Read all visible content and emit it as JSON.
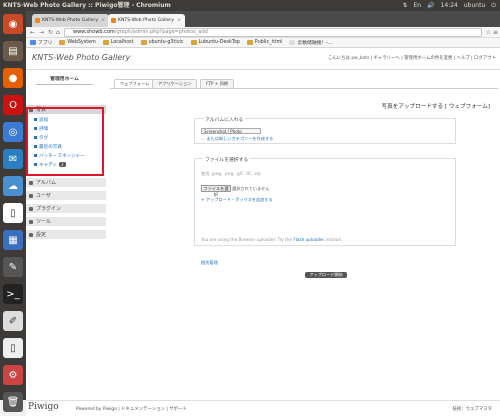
{
  "topbar": {
    "title": "KNTS-Web Photo Gallery :: Piwigo管理 - Chromium",
    "time": "14:24",
    "user": "ubuntu"
  },
  "tabs": [
    {
      "label": "KNTS-Web Photo Gallery"
    },
    {
      "label": "KNTS-Web Photo Gallery"
    }
  ],
  "url": {
    "host": "www.showb.com",
    "path": "/graph/admin.php?page=photos_add"
  },
  "bookmarks": [
    "アプリ",
    "WebSystem",
    "Localhost",
    "ubuntu-g3tivic",
    "Lubuntu-DeskTop",
    "Public_html",
    "云数储融搜！-…"
  ],
  "header": {
    "title": "KNTS-Web Photo Gallery",
    "links": "こんにちは pw_knts | ギャラリーへ | 管理用ホームの色を変更 | ヘルプ | ログアウト"
  },
  "sidebar": {
    "home": "管理用ホーム",
    "photos": "写真",
    "sub": [
      {
        "label": "追加"
      },
      {
        "label": "評価"
      },
      {
        "label": "タグ"
      },
      {
        "label": "最近の写真"
      },
      {
        "label": "バッチ・マネージャー"
      },
      {
        "label": "キャディ",
        "badge": "2"
      }
    ],
    "sections": [
      "アルバム",
      "ユーザ",
      "プラグイン",
      "ツール",
      "設定"
    ]
  },
  "content": {
    "tabs": [
      "ウェブフォーム",
      "アプリケーション",
      "FTP + 同期"
    ],
    "title": "写真をアップロードする [ ウェブフォーム]",
    "album": {
      "legend": "アルバムに入れる",
      "select": "Screenshot / Photo",
      "create_link": "... または新しいカテゴリーを作成する"
    },
    "files": {
      "legend": "ファイルを選択する",
      "types": "使用 .jpeg, .png, .gif, .tif, .zip",
      "choose": "ファイルを選択",
      "none": "選択されていません",
      "add_box": "+ アップロード・ボックスを追加する",
      "note_prefix": "You are using the Browser uploader. Try the",
      "note_link": "Flash uploader",
      "note_suffix": "instead."
    },
    "settings_link": "個別管理",
    "start_button": "アップロード開始"
  },
  "footer": {
    "logo": "Piwigo",
    "powered": "Powered by Piwigo | ドキュメンテーション | サポート",
    "right": "技術：ウェブマスタ"
  }
}
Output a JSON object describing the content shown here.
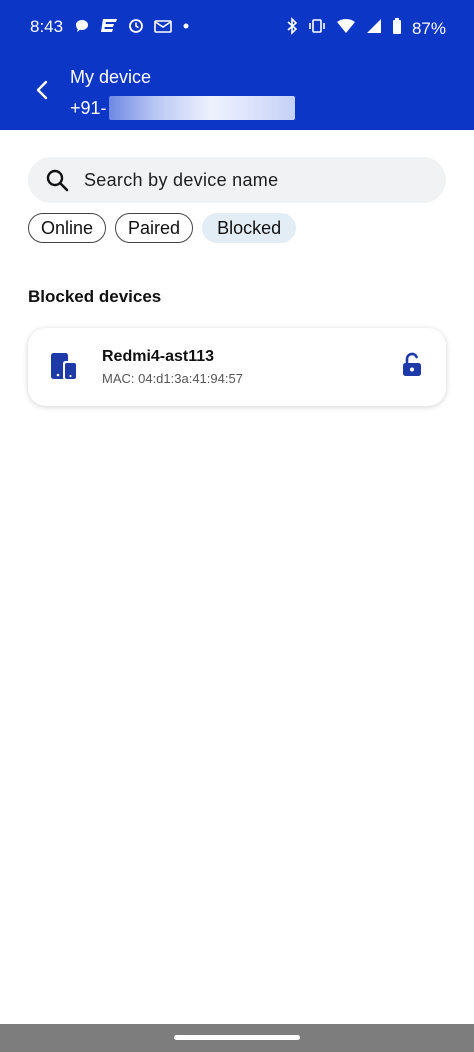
{
  "status_bar": {
    "time": "8:43",
    "battery": "87%",
    "left_icons": [
      "chat-icon",
      "app-e-icon",
      "clock-sync-icon",
      "outlook-icon",
      "dot-icon"
    ],
    "right_icons": [
      "bluetooth-icon",
      "vibrate-icon",
      "wifi-icon",
      "signal-icon",
      "battery-icon"
    ]
  },
  "header": {
    "title": "My device",
    "subtitle": "+91-"
  },
  "search": {
    "placeholder": "Search by device name"
  },
  "filters": {
    "chips": [
      "Online",
      "Paired",
      "Blocked"
    ],
    "selected": "Blocked"
  },
  "section": {
    "title": "Blocked devices"
  },
  "devices": [
    {
      "name": "Redmi4-ast113",
      "mac": "MAC: 04:d1:3a:41:94:57",
      "icon": "devices-icon",
      "action_icon": "unlock-icon"
    }
  ],
  "colors": {
    "brand": "#0c36c6",
    "icon_blue": "#1e3aa8",
    "chip_selected_bg": "#e3edf6",
    "search_bg": "#f1f2f4"
  }
}
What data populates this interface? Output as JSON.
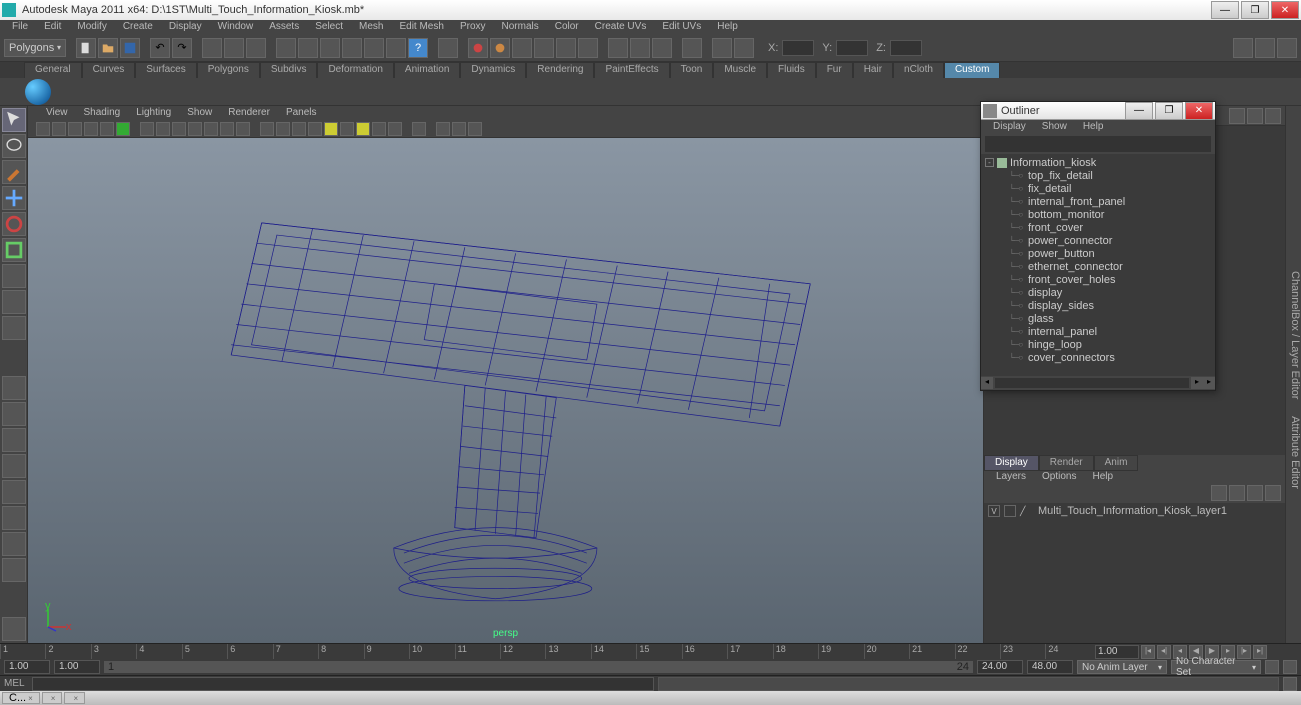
{
  "window": {
    "title": "Autodesk Maya 2011 x64: D:\\1ST\\Multi_Touch_Information_Kiosk.mb*",
    "buttons": {
      "min": "—",
      "max": "❐",
      "close": "✕"
    }
  },
  "menubar": [
    "File",
    "Edit",
    "Modify",
    "Create",
    "Display",
    "Window",
    "Assets",
    "Select",
    "Mesh",
    "Edit Mesh",
    "Proxy",
    "Normals",
    "Color",
    "Create UVs",
    "Edit UVs",
    "Help"
  ],
  "mode_selector": "Polygons",
  "coords": {
    "x_label": "X:",
    "y_label": "Y:",
    "z_label": "Z:"
  },
  "shelf_tabs": [
    "General",
    "Curves",
    "Surfaces",
    "Polygons",
    "Subdivs",
    "Deformation",
    "Animation",
    "Dynamics",
    "Rendering",
    "PaintEffects",
    "Toon",
    "Muscle",
    "Fluids",
    "Fur",
    "Hair",
    "nCloth",
    "Custom"
  ],
  "shelf_active": "Custom",
  "viewport_menu": [
    "View",
    "Shading",
    "Lighting",
    "Show",
    "Renderer",
    "Panels"
  ],
  "viewport_label": "persp",
  "axis": {
    "y": "y",
    "x": "x",
    "z": "z"
  },
  "outliner": {
    "title": "Outliner",
    "menu": [
      "Display",
      "Show",
      "Help"
    ],
    "root": "Information_kiosk",
    "children": [
      "top_fix_detail",
      "fix_detail",
      "internal_front_panel",
      "bottom_monitor",
      "front_cover",
      "power_connector",
      "power_button",
      "ethernet_connector",
      "front_cover_holes",
      "display",
      "display_sides",
      "glass",
      "internal_panel",
      "hinge_loop",
      "cover_connectors"
    ]
  },
  "rightside_tabs": [
    "ChannelBox / Layer Editor",
    "Attribute Editor"
  ],
  "layer_tabs": [
    "Display",
    "Render",
    "Anim"
  ],
  "layer_menu": [
    "Layers",
    "Options",
    "Help"
  ],
  "layers": [
    {
      "vis": "V",
      "name": "Multi_Touch_Information_Kiosk_layer1"
    }
  ],
  "timeline": {
    "ticks": [
      "1",
      "2",
      "3",
      "4",
      "5",
      "6",
      "7",
      "8",
      "9",
      "10",
      "11",
      "12",
      "13",
      "14",
      "15",
      "16",
      "17",
      "18",
      "19",
      "20",
      "21",
      "22",
      "23",
      "24"
    ],
    "current": "1.00",
    "range_start": "1.00",
    "range_end_in": "1.00",
    "slider_start": "1",
    "slider_end": "24",
    "range_end": "24.00",
    "range_out": "48.00",
    "anim_layer": "No Anim Layer",
    "char_set": "No Character Set"
  },
  "cmd_label": "MEL",
  "taskbar": [
    "C...",
    "",
    ""
  ]
}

━━━━

§ STATED PROBLEM: Your copy of the data should match it exactly, except that pictures are left out.

§ TASK RESPONSE:
Read all visible content and emit it as JSON.
{
  "topbar": {
    "title": "KNTS-Web Photo Gallery :: Piwigo管理 - Chromium",
    "time": "14:24",
    "user": "ubuntu"
  },
  "tabs": [
    {
      "label": "KNTS-Web Photo Gallery"
    },
    {
      "label": "KNTS-Web Photo Gallery"
    }
  ],
  "url": {
    "host": "www.showb.com",
    "path": "/graph/admin.php?page=photos_add"
  },
  "bookmarks": [
    "アプリ",
    "WebSystem",
    "Localhost",
    "ubuntu-g3tivic",
    "Lubuntu-DeskTop",
    "Public_html",
    "云数储融搜！-…"
  ],
  "header": {
    "title": "KNTS-Web Photo Gallery",
    "links": "こんにちは pw_knts | ギャラリーへ | 管理用ホームの色を変更 | ヘルプ | ログアウト"
  },
  "sidebar": {
    "home": "管理用ホーム",
    "photos": "写真",
    "sub": [
      {
        "label": "追加"
      },
      {
        "label": "評価"
      },
      {
        "label": "タグ"
      },
      {
        "label": "最近の写真"
      },
      {
        "label": "バッチ・マネージャー"
      },
      {
        "label": "キャディ",
        "badge": "2"
      }
    ],
    "sections": [
      "アルバム",
      "ユーザ",
      "プラグイン",
      "ツール",
      "設定"
    ]
  },
  "content": {
    "tabs": [
      "ウェブフォーム",
      "アプリケーション",
      "FTP + 同期"
    ],
    "title": "写真をアップロードする [ ウェブフォーム]",
    "album": {
      "legend": "アルバムに入れる",
      "select": "Screenshot / Photo",
      "create_link": "... または新しいカテゴリーを作成する"
    },
    "files": {
      "legend": "ファイルを選択する",
      "types": "使用 .jpeg, .png, .gif, .tif, .zip",
      "choose": "ファイルを選択",
      "none": "選択されていません",
      "add_box": "+ アップロード・ボックスを追加する",
      "note_prefix": "You are using the Browser uploader. Try the",
      "note_link": "Flash uploader",
      "note_suffix": "instead."
    },
    "settings_link": "個別管理",
    "start_button": "アップロード開始"
  },
  "footer": {
    "logo": "Piwigo",
    "powered": "Powered by Piwigo | ドキュメンテーション | サポート",
    "right": "技術：ウェブマスタ"
  }
}
Output a JSON object describing the content shown here.
{
  "status_bar": {
    "time": "8:43",
    "battery": "87%",
    "left_icons": [
      "chat-icon",
      "app-e-icon",
      "clock-sync-icon",
      "outlook-icon",
      "dot-icon"
    ],
    "right_icons": [
      "bluetooth-icon",
      "vibrate-icon",
      "wifi-icon",
      "signal-icon",
      "battery-icon"
    ]
  },
  "header": {
    "title": "My device",
    "subtitle": "+91-"
  },
  "search": {
    "placeholder": "Search by device name"
  },
  "filters": {
    "chips": [
      "Online",
      "Paired",
      "Blocked"
    ],
    "selected": "Blocked"
  },
  "section": {
    "title": "Blocked devices"
  },
  "devices": [
    {
      "name": "Redmi4-ast113",
      "mac": "MAC: 04:d1:3a:41:94:57",
      "icon": "devices-icon",
      "action_icon": "unlock-icon"
    }
  ],
  "colors": {
    "brand": "#0c36c6",
    "icon_blue": "#1e3aa8",
    "chip_selected_bg": "#e3edf6",
    "search_bg": "#f1f2f4"
  }
}
What data populates this interface? Output as JSON.
{
  "window": {
    "title": "Autodesk Maya 2011 x64: D:\\1ST\\Multi_Touch_Information_Kiosk.mb*",
    "buttons": {
      "min": "—",
      "max": "❐",
      "close": "✕"
    }
  },
  "menubar": [
    "File",
    "Edit",
    "Modify",
    "Create",
    "Display",
    "Window",
    "Assets",
    "Select",
    "Mesh",
    "Edit Mesh",
    "Proxy",
    "Normals",
    "Color",
    "Create UVs",
    "Edit UVs",
    "Help"
  ],
  "mode_selector": "Polygons",
  "coords": {
    "x_label": "X:",
    "y_label": "Y:",
    "z_label": "Z:"
  },
  "shelf_tabs": [
    "General",
    "Curves",
    "Surfaces",
    "Polygons",
    "Subdivs",
    "Deformation",
    "Animation",
    "Dynamics",
    "Rendering",
    "PaintEffects",
    "Toon",
    "Muscle",
    "Fluids",
    "Fur",
    "Hair",
    "nCloth",
    "Custom"
  ],
  "shelf_active": "Custom",
  "viewport_menu": [
    "View",
    "Shading",
    "Lighting",
    "Show",
    "Renderer",
    "Panels"
  ],
  "viewport_label": "persp",
  "axis": {
    "y": "y",
    "x": "x",
    "z": "z"
  },
  "outliner": {
    "title": "Outliner",
    "menu": [
      "Display",
      "Show",
      "Help"
    ],
    "root": "Information_kiosk",
    "children": [
      "top_fix_detail",
      "fix_detail",
      "internal_front_panel",
      "bottom_monitor",
      "front_cover",
      "power_connector",
      "power_button",
      "ethernet_connector",
      "front_cover_holes",
      "display",
      "display_sides",
      "glass",
      "internal_panel",
      "hinge_loop",
      "cover_connectors"
    ]
  },
  "rightside_tabs": [
    "ChannelBox / Layer Editor",
    "Attribute Editor"
  ],
  "layer_tabs": [
    "Display",
    "Render",
    "Anim"
  ],
  "layer_menu": [
    "Layers",
    "Options",
    "Help"
  ],
  "layers": [
    {
      "vis": "V",
      "name": "Multi_Touch_Information_Kiosk_layer1"
    }
  ],
  "timeline": {
    "ticks": [
      "1",
      "2",
      "3",
      "4",
      "5",
      "6",
      "7",
      "8",
      "9",
      "10",
      "11",
      "12",
      "13",
      "14",
      "15",
      "16",
      "17",
      "18",
      "19",
      "20",
      "21",
      "22",
      "23",
      "24"
    ],
    "current": "1.00",
    "range_start": "1.00",
    "range_end_in": "1.00",
    "slider_start": "1",
    "slider_end": "24",
    "range_end": "24.00",
    "range_out": "48.00",
    "anim_layer": "No Anim Layer",
    "char_set": "No Character Set"
  },
  "cmd_label": "MEL",
  "taskbar": [
    "C...",
    "",
    ""
  ]
}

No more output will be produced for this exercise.